Your objective: Below are the entries; count the lines in them that contain the word "Model" and give only the number.

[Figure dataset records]
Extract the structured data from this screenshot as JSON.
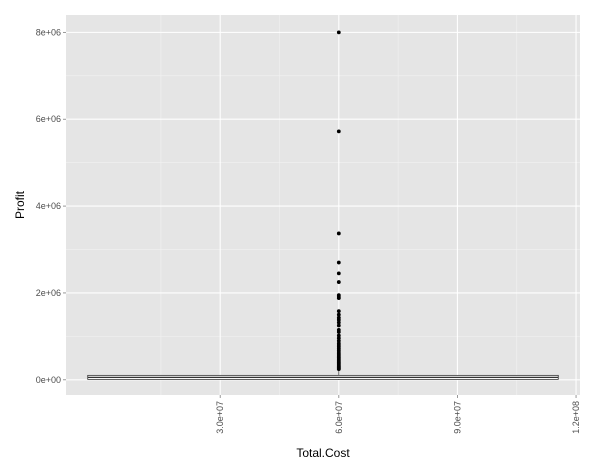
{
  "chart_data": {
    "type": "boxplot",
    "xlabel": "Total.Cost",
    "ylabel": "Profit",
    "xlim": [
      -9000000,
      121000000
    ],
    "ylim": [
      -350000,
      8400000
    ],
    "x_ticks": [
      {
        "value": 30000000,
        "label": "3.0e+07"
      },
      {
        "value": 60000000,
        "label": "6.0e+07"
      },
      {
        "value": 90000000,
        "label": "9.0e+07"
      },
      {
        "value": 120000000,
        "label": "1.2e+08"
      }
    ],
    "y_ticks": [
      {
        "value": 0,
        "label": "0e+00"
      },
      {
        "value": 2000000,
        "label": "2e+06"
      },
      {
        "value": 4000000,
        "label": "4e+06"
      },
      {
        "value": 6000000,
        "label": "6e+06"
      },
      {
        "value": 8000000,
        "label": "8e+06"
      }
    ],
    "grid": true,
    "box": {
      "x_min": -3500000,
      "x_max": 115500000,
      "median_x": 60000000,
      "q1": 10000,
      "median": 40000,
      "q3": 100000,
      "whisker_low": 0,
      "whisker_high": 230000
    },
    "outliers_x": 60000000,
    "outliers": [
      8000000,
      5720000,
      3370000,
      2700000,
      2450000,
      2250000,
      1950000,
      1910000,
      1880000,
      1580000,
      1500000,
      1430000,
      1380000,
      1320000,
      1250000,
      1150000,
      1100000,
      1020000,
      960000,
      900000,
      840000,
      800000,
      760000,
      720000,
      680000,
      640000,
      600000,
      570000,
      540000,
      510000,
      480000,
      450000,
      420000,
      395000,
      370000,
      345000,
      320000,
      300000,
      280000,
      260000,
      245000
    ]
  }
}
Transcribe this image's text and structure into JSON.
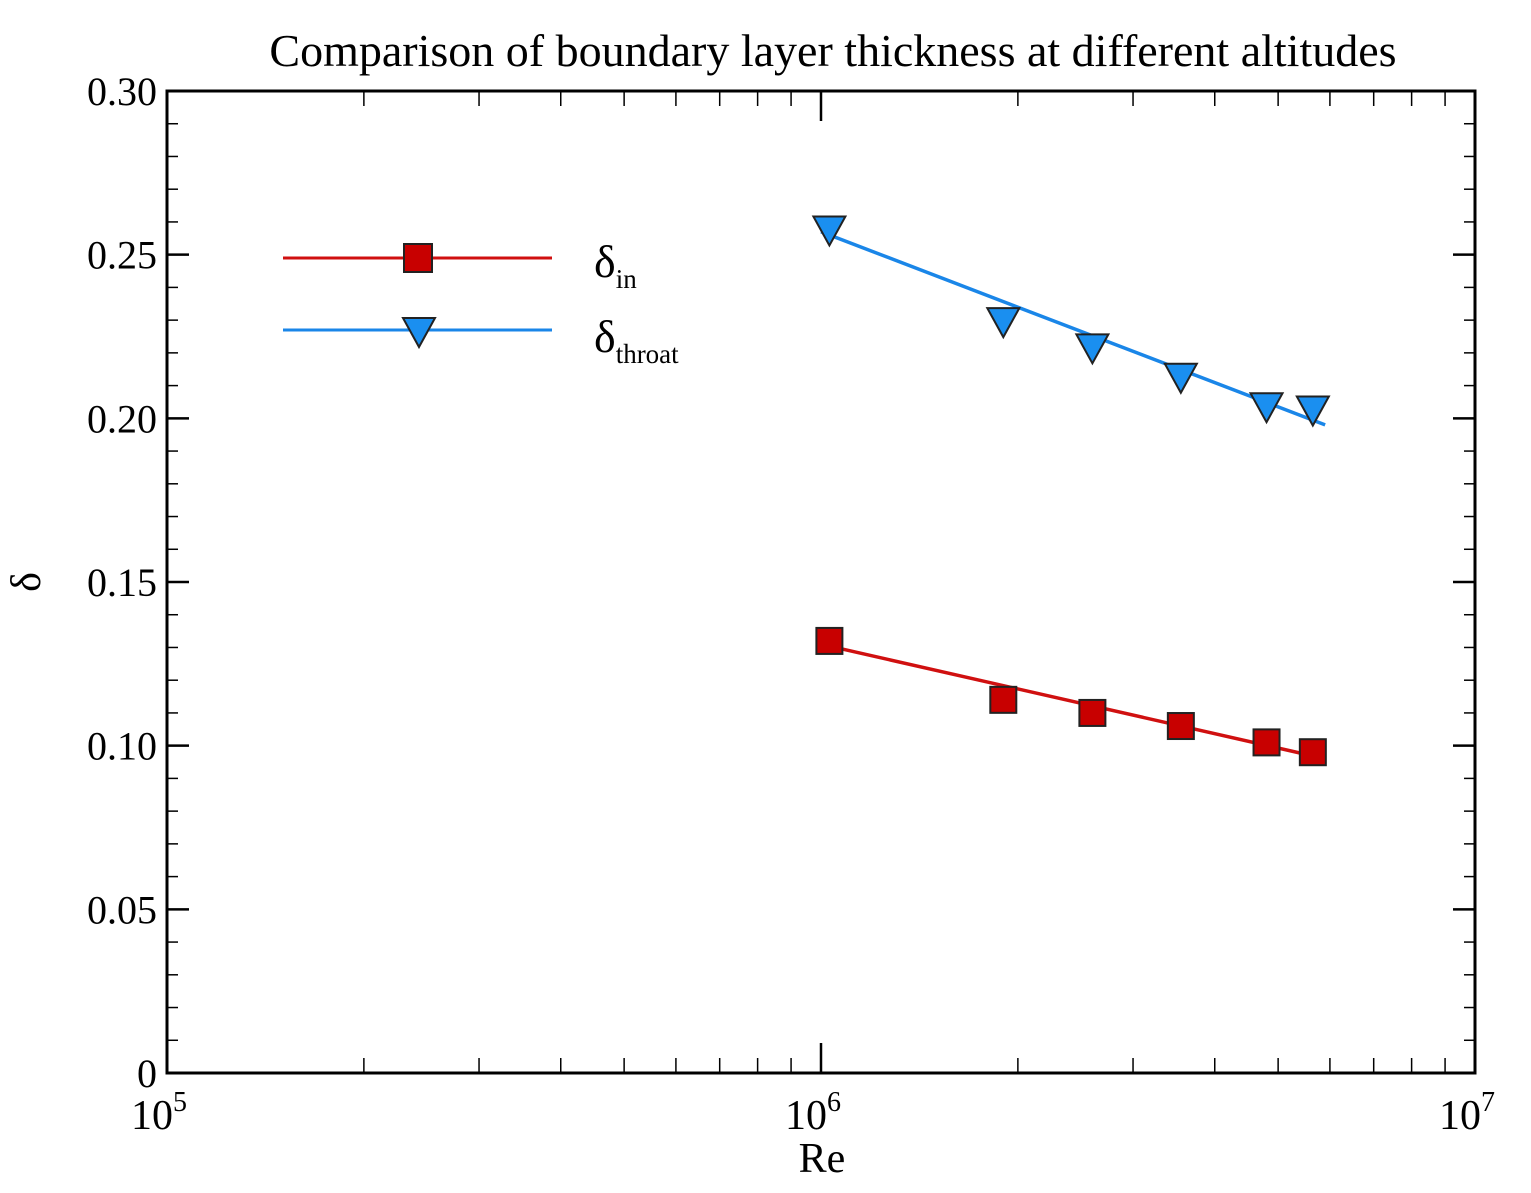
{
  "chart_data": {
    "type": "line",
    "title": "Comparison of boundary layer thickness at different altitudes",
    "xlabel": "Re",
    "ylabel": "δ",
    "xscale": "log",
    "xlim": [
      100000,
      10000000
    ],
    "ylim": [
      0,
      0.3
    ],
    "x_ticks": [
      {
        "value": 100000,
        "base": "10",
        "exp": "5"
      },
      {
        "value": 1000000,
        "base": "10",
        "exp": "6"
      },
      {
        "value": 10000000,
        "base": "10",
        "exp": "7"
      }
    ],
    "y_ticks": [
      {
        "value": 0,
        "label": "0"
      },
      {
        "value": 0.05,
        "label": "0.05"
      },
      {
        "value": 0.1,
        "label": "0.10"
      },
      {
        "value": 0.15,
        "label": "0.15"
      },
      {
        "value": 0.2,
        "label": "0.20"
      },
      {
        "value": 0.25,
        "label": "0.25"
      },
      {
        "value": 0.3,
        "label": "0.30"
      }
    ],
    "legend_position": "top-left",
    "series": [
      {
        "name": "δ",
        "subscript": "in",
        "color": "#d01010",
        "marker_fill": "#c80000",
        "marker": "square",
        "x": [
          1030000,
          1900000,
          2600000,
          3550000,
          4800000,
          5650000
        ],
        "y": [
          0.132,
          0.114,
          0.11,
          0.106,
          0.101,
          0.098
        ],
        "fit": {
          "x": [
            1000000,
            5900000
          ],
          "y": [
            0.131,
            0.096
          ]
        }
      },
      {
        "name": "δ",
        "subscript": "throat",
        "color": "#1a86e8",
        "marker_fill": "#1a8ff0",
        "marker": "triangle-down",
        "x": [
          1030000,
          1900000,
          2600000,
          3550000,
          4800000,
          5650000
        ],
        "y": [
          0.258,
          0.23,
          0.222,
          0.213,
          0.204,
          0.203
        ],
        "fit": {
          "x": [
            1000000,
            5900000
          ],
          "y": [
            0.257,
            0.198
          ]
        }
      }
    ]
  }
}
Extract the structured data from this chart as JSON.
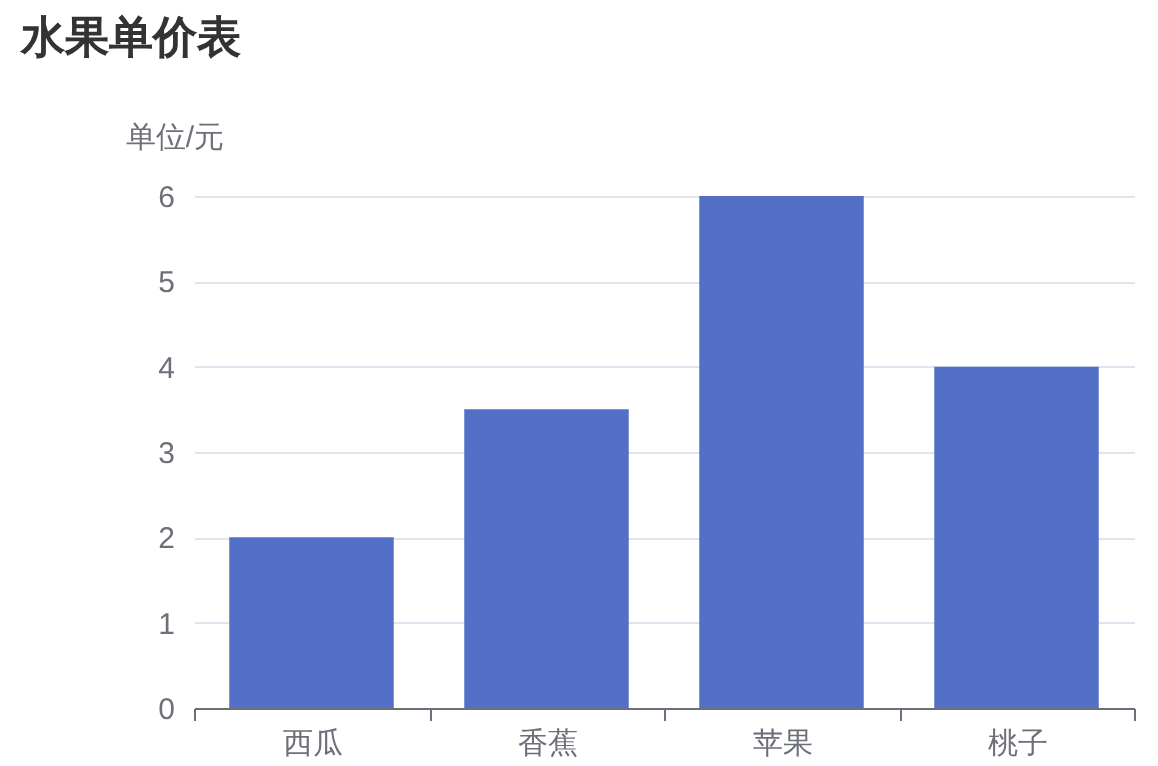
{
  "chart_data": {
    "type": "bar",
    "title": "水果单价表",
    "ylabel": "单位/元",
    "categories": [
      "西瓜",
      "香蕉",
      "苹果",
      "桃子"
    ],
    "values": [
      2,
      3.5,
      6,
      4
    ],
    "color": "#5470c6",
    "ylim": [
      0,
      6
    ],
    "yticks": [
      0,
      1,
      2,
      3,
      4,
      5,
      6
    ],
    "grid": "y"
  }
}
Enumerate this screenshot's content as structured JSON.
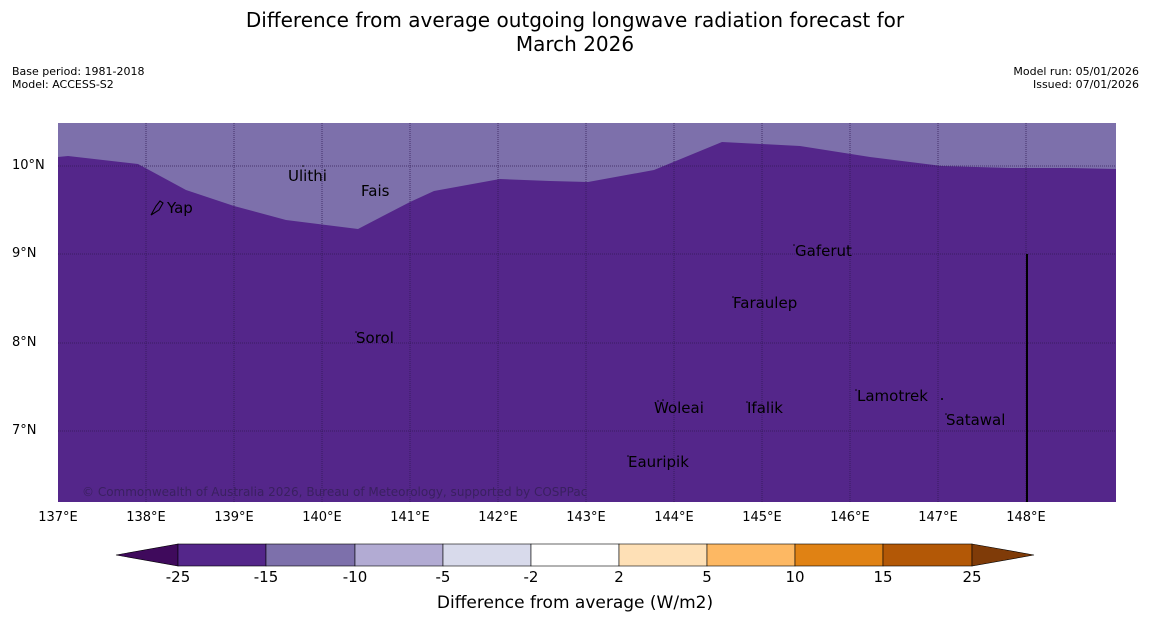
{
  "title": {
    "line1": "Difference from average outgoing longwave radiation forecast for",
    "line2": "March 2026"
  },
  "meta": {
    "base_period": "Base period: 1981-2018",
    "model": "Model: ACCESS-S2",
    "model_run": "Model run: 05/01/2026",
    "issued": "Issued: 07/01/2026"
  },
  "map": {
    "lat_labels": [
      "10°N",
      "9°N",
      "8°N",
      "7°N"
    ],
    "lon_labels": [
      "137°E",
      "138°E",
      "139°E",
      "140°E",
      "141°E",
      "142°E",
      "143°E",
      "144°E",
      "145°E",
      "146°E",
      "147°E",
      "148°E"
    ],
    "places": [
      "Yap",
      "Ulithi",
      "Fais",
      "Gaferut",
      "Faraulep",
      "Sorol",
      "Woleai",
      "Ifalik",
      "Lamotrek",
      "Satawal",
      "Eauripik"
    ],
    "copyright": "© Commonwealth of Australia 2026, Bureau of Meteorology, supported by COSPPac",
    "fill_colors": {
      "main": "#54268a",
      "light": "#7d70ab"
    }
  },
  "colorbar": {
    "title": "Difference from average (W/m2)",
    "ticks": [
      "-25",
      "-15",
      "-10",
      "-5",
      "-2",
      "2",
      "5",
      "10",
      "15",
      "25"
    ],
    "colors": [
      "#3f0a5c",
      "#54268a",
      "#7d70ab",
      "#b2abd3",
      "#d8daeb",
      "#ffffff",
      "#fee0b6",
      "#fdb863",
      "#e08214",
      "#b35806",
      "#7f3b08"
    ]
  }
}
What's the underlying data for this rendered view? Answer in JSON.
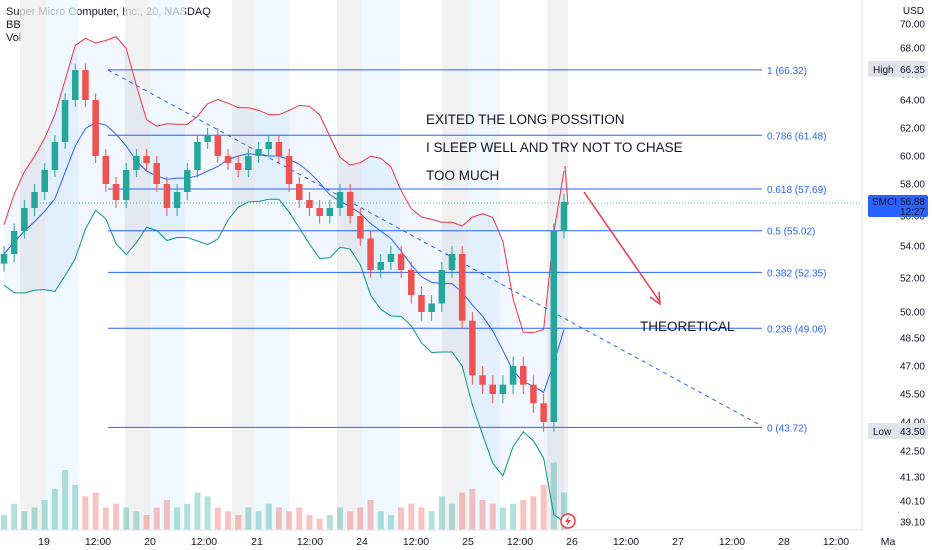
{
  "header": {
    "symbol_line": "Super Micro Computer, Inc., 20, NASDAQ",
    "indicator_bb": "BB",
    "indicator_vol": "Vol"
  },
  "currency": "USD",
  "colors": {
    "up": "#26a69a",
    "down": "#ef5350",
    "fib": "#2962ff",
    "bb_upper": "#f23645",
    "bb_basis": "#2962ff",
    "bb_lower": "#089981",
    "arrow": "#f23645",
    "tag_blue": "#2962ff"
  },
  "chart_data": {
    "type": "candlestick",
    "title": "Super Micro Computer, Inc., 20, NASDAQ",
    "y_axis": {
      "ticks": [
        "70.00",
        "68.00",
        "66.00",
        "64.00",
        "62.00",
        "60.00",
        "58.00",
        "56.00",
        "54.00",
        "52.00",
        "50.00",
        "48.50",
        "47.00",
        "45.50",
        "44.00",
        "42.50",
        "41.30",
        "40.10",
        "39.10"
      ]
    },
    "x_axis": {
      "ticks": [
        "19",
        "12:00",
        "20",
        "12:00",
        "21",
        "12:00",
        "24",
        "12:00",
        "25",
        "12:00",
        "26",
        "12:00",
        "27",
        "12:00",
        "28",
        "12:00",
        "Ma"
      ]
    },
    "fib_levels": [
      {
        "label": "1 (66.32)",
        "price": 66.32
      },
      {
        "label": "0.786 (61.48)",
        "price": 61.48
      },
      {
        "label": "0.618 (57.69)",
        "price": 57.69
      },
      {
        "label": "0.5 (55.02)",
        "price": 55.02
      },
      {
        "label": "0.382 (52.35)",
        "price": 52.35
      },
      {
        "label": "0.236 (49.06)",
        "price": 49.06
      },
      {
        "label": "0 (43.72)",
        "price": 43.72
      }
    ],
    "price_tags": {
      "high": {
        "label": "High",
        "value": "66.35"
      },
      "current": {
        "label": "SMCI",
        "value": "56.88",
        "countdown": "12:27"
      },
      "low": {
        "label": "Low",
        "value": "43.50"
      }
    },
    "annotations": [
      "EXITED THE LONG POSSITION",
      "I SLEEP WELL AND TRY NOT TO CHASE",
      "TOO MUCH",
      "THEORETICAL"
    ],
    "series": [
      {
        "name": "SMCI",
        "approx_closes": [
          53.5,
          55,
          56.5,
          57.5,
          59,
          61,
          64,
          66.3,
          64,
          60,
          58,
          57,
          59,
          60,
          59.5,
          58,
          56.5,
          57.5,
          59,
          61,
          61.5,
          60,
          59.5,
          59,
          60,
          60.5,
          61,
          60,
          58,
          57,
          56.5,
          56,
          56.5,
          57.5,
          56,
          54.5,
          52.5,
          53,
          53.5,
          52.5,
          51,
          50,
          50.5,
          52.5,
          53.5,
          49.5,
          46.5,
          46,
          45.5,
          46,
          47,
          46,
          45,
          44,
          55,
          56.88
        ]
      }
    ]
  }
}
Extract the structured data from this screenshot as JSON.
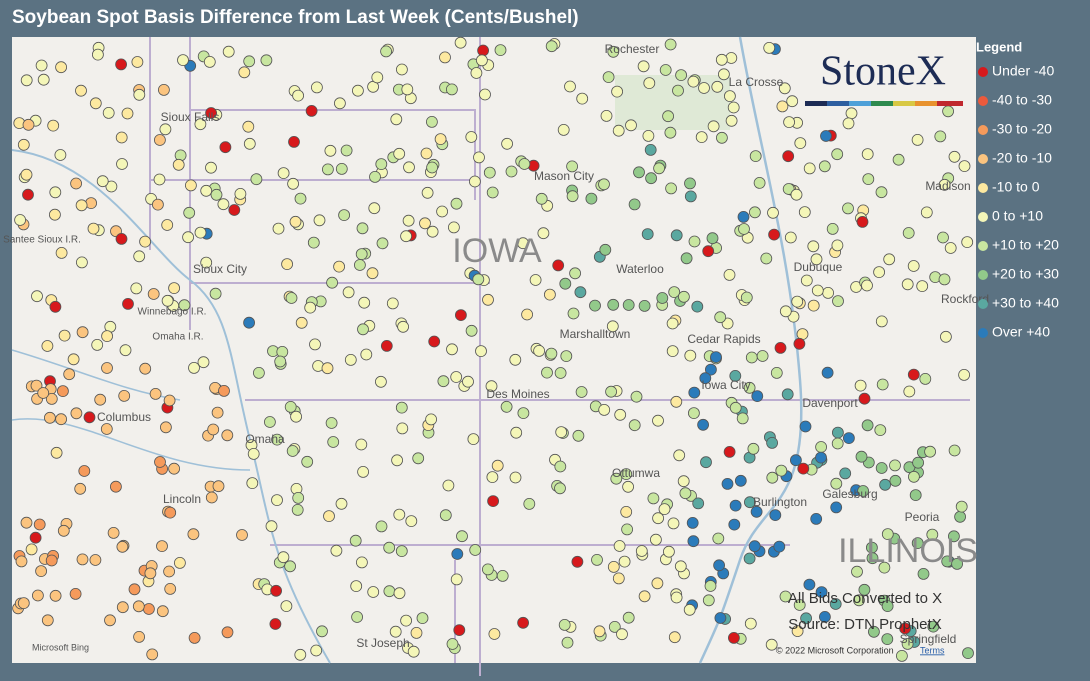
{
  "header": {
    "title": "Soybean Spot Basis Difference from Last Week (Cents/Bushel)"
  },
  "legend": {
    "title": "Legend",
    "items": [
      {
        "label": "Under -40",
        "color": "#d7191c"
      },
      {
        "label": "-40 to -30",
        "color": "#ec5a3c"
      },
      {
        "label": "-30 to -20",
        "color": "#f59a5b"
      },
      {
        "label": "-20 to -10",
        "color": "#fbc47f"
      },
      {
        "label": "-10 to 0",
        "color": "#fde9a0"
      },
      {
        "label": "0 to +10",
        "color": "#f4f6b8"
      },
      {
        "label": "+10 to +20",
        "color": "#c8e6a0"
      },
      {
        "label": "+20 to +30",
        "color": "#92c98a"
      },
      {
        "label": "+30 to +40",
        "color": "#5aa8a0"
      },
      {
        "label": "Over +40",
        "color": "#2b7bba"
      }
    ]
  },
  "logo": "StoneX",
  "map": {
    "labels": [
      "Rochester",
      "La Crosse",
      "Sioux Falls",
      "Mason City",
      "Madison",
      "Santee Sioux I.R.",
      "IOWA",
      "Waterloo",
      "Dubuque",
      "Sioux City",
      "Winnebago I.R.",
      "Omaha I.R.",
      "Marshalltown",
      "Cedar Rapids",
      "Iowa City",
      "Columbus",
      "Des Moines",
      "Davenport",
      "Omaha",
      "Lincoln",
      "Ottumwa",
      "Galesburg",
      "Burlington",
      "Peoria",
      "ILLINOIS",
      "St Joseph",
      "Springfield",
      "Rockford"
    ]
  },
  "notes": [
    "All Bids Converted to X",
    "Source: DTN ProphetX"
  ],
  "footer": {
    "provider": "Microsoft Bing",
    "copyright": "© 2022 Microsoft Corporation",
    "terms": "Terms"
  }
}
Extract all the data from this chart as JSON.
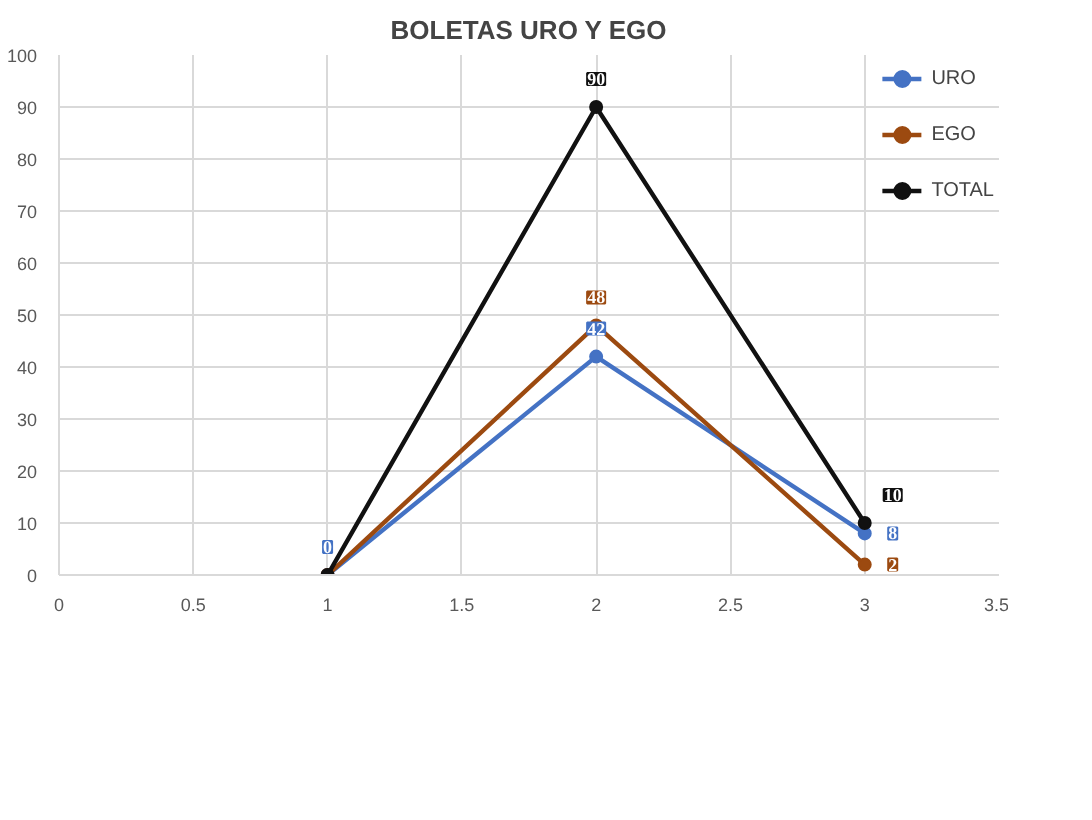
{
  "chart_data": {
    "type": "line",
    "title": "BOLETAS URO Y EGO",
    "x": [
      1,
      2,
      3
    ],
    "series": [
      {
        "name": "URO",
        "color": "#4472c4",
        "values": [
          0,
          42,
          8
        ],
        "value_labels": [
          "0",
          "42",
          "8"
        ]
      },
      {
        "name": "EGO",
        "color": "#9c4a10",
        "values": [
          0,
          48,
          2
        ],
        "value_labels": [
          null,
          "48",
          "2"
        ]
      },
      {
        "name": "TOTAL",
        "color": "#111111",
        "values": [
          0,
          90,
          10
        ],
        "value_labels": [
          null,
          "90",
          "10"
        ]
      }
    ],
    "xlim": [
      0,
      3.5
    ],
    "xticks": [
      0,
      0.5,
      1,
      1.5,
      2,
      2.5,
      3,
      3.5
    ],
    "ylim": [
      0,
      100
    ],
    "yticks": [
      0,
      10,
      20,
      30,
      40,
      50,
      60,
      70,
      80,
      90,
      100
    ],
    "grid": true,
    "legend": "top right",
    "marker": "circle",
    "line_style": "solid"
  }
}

Result for this exercise: 2